Problem to work on — Copy each line exactly. Drop every picture.

Input material —
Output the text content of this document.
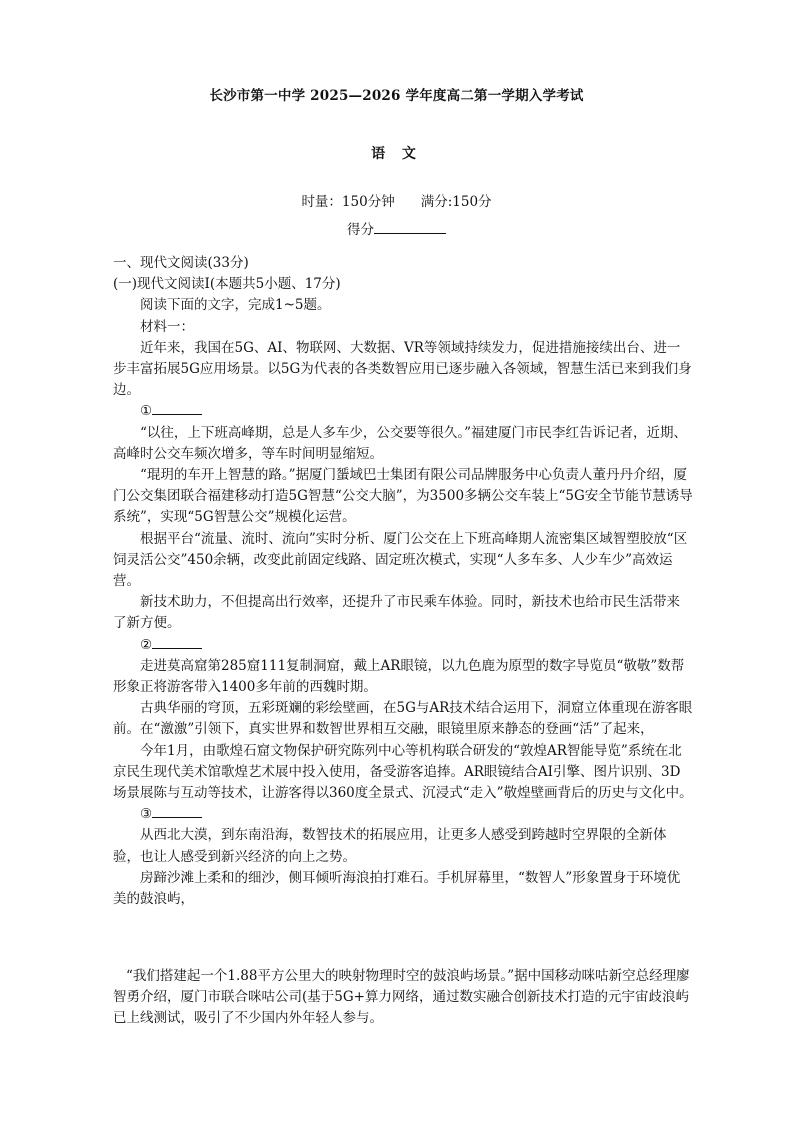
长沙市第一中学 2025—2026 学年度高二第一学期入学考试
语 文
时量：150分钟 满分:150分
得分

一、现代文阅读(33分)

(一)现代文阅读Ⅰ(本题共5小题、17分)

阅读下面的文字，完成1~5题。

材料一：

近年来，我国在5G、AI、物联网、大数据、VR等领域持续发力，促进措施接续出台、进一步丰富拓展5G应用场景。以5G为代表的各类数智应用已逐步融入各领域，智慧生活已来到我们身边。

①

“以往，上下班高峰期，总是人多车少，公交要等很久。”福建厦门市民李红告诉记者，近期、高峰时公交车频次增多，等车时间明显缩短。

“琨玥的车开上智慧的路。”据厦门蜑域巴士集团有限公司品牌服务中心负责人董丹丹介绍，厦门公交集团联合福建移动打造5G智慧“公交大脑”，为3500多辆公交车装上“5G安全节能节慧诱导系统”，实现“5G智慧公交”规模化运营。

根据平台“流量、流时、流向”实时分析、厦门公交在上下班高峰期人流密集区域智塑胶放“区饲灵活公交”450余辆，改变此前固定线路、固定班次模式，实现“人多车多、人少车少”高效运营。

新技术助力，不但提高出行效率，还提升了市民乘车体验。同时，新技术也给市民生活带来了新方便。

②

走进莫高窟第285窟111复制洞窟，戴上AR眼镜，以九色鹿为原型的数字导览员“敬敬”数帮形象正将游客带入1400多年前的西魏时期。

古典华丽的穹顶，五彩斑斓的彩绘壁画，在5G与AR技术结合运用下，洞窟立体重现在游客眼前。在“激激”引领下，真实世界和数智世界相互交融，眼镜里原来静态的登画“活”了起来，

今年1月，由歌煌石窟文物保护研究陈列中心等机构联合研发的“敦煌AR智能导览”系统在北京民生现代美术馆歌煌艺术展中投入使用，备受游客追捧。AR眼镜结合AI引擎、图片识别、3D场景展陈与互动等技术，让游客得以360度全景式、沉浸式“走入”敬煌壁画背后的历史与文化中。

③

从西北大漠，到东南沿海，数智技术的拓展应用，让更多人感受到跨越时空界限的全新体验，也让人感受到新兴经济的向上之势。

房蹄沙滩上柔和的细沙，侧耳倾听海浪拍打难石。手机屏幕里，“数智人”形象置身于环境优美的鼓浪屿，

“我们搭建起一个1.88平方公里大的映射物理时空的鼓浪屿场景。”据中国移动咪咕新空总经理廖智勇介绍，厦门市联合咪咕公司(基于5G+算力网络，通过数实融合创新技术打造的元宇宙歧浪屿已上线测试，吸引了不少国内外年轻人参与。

Solution —
Output the text content of this document.
长沙市第一中学 2025—2026 学年度高二第一学期入学考试
语 文
时量：150分钟 满分:150分
得分

一、现代文阅读(33分)

(一)现代文阅读Ⅰ(本题共5小题、17分)

阅读下面的文字，完成1~5题。

材料一：

近年来，我国在5G、AI、物联网、大数据、VR等领域持续发力，促进措施接续出台、进一步丰富拓展5G应用场景。以5G为代表的各类数智应用已逐步融入各领域，智慧生活已来到我们身边。

①

“以往，上下班高峰期，总是人多车少，公交要等很久。”福建厦门市民李红告诉记者，近期、高峰时公交车频次增多，等车时间明显缩短。

“琨玥的车开上智慧的路。”据厦门蜑域巴士集团有限公司品牌服务中心负责人董丹丹介绍，厦门公交集团联合福建移动打造5G智慧“公交大脑”，为3500多辆公交车装上“5G安全节能节慧诱导系统”，实现“5G智慧公交”规模化运营。

根据平台“流量、流时、流向”实时分析、厦门公交在上下班高峰期人流密集区域智塑胶放“区饲灵活公交”450余辆，改变此前固定线路、固定班次模式，实现“人多车多、人少车少”高效运营。

新技术助力，不但提高出行效率，还提升了市民乘车体验。同时，新技术也给市民生活带来了新方便。

②

走进莫高窟第285窟111复制洞窟，戴上AR眼镜，以九色鹿为原型的数字导览员“敬敬”数帮形象正将游客带入1400多年前的西魏时期。

古典华丽的穹顶，五彩斑斓的彩绘壁画，在5G与AR技术结合运用下，洞窟立体重现在游客眼前。在“激激”引领下，真实世界和数智世界相互交融，眼镜里原来静态的登画“活”了起来，

今年1月，由歌煌石窟文物保护研究陈列中心等机构联合研发的“敦煌AR智能导览”系统在北京民生现代美术馆歌煌艺术展中投入使用，备受游客追捧。AR眼镜结合AI引擎、图片识别、3D场景展陈与互动等技术，让游客得以360度全景式、沉浸式“走入”敬煌壁画背后的历史与文化中。

③

从西北大漠，到东南沿海，数智技术的拓展应用，让更多人感受到跨越时空界限的全新体验，也让人感受到新兴经济的向上之势。

房蹄沙滩上柔和的细沙，侧耳倾听海浪拍打难石。手机屏幕里，“数智人”形象置身于环境优美的鼓浪屿，

“我们搭建起一个1.88平方公里大的映射物理时空的鼓浪屿场景。”据中国移动咪咕新空总经理廖智勇介绍，厦门市联合咪咕公司(基于5G+算力网络，通过数实融合创新技术打造的元宇宙歧浪屿已上线测试，吸引了不少国内外年轻人参与。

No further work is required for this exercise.